# [SET EXERCISE]
Go through the lines below and copy each one that holds the string "content".

┏━━

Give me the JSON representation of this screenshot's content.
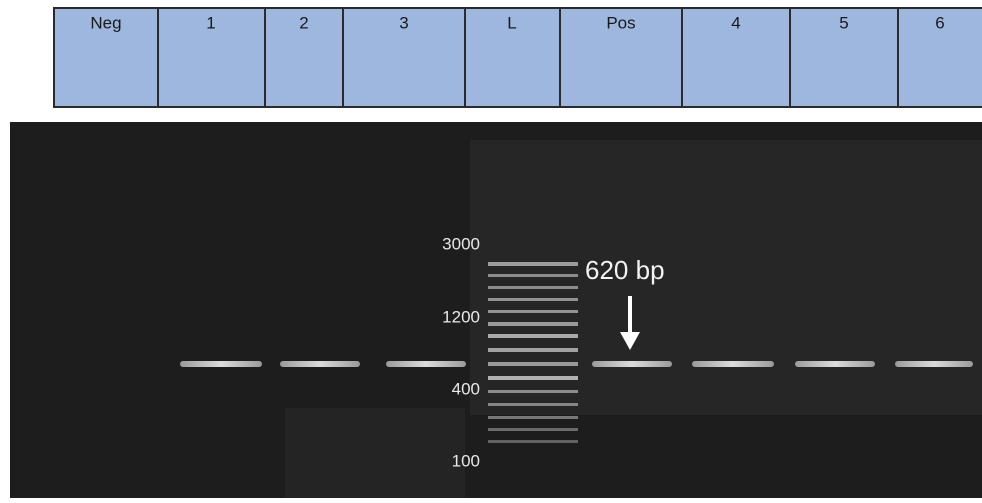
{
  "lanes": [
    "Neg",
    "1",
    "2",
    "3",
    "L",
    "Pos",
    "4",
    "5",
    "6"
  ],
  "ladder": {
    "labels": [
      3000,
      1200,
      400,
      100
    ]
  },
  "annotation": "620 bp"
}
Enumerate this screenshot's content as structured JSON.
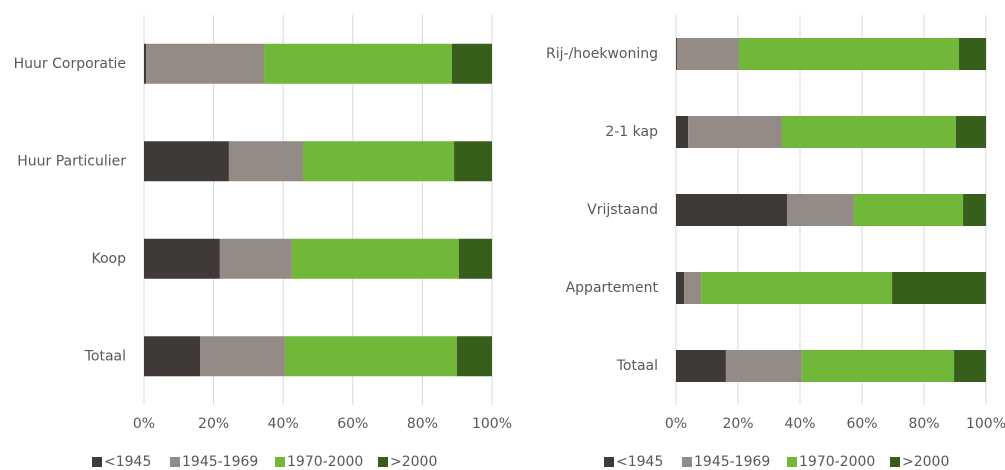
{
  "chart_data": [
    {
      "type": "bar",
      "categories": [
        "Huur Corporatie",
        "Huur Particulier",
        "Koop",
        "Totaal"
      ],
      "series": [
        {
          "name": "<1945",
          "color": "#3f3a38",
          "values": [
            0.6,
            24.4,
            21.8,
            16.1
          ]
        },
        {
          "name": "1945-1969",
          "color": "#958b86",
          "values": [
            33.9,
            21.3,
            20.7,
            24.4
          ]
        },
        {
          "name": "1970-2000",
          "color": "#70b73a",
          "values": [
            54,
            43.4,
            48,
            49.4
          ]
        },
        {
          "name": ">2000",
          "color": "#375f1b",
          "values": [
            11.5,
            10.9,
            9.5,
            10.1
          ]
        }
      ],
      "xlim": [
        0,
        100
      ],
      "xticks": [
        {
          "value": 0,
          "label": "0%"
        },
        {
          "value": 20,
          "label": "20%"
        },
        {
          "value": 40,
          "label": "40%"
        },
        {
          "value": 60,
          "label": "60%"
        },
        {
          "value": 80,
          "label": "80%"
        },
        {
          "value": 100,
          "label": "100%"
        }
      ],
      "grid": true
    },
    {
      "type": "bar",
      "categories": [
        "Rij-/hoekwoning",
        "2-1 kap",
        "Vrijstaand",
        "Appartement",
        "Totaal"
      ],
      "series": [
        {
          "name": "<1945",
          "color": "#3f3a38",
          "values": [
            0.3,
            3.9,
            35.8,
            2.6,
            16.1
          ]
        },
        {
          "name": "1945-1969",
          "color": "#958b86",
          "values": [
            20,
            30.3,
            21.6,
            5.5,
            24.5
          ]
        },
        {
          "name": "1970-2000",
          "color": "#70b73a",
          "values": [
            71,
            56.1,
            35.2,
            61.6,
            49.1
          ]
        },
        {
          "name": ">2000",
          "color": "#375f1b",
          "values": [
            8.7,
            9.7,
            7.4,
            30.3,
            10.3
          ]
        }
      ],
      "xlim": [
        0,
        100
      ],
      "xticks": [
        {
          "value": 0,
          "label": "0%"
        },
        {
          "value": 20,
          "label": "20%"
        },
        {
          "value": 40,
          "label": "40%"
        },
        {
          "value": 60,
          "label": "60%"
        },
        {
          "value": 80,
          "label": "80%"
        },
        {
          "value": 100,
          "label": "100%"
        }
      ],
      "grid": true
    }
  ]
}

┗━━
┏━━

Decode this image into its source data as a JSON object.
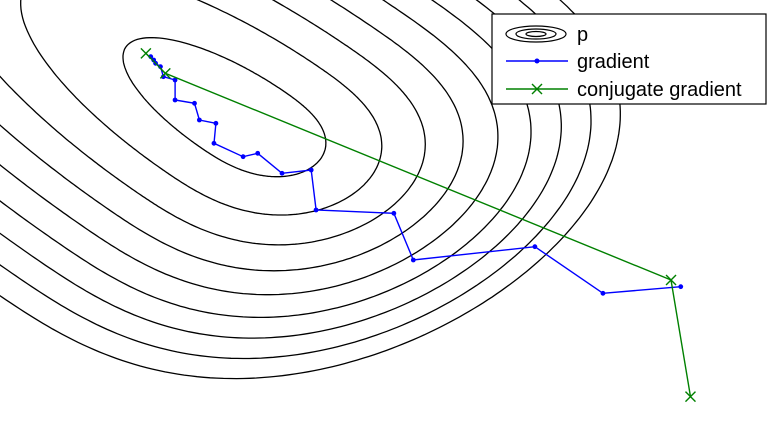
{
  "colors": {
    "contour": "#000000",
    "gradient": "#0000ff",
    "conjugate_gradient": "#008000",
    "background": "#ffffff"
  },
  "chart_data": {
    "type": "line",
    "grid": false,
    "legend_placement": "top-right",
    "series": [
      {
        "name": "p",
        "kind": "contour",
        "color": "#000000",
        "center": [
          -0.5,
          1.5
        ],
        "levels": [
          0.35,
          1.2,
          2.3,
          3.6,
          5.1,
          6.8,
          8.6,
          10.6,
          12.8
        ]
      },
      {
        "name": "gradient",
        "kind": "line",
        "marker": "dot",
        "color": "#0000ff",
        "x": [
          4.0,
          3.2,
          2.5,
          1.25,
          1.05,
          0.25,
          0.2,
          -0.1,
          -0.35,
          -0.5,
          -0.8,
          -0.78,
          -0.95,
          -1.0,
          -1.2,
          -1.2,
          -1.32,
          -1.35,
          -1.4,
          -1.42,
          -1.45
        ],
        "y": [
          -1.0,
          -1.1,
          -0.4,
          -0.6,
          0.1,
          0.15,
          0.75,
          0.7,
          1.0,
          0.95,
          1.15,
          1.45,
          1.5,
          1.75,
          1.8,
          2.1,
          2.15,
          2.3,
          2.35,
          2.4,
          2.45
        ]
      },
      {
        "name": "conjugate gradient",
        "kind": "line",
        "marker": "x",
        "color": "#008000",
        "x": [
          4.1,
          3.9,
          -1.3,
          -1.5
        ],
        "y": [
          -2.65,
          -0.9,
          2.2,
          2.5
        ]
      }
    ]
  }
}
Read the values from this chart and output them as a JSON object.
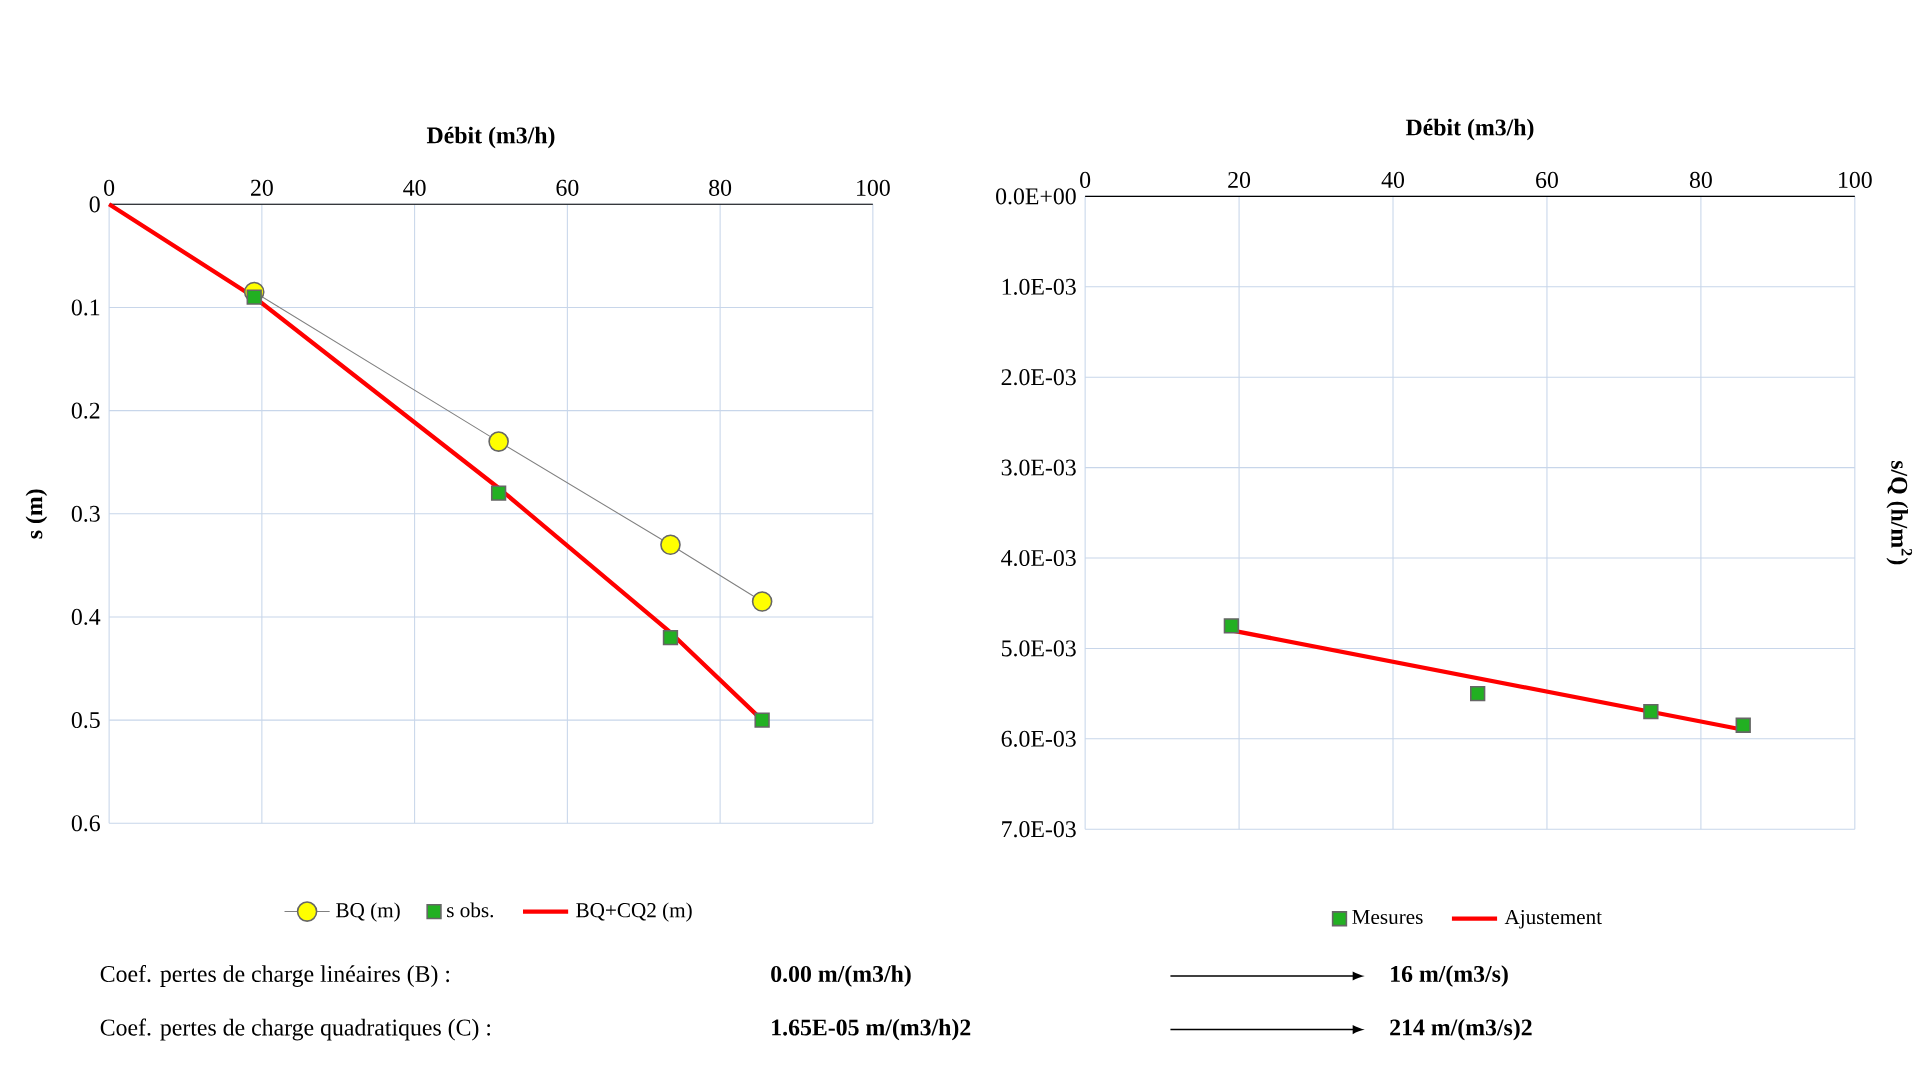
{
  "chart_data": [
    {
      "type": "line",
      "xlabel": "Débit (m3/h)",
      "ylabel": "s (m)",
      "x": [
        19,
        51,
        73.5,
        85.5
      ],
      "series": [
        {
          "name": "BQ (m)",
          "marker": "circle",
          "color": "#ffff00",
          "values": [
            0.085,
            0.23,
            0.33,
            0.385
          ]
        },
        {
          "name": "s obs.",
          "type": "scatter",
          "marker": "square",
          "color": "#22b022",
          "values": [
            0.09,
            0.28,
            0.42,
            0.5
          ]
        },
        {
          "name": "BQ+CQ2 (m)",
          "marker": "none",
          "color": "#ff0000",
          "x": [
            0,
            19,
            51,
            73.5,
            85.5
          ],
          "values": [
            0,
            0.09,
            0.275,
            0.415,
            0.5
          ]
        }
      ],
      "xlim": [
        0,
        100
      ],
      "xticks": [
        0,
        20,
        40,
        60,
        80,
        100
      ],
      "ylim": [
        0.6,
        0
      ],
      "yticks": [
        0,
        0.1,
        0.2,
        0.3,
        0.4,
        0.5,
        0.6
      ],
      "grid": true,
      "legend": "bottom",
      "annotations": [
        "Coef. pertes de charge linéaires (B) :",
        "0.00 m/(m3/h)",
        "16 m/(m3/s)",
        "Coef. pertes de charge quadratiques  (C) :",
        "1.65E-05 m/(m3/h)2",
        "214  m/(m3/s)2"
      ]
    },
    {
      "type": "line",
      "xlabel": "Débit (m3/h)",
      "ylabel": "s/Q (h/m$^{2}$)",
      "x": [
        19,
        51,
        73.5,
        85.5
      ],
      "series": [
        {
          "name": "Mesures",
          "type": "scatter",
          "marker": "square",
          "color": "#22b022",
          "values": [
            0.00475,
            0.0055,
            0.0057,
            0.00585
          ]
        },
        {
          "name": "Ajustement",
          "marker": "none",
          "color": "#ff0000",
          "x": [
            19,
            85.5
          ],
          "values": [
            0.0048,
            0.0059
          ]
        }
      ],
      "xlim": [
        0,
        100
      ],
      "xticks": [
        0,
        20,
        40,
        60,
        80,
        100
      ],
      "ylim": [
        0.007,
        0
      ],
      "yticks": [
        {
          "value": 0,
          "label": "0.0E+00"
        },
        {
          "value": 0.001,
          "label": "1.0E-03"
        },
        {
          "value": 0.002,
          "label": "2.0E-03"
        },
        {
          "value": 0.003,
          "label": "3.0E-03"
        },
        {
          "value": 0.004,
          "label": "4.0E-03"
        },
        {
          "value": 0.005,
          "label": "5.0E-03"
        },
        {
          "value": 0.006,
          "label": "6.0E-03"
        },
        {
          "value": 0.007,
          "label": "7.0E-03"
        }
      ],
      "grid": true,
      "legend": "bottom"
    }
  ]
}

┗━━

# [SOLUTION TO THE PROBLEM]
Give me the JSON representation of this screenshot's content.
Enumerate this screenshot's content as structured JSON.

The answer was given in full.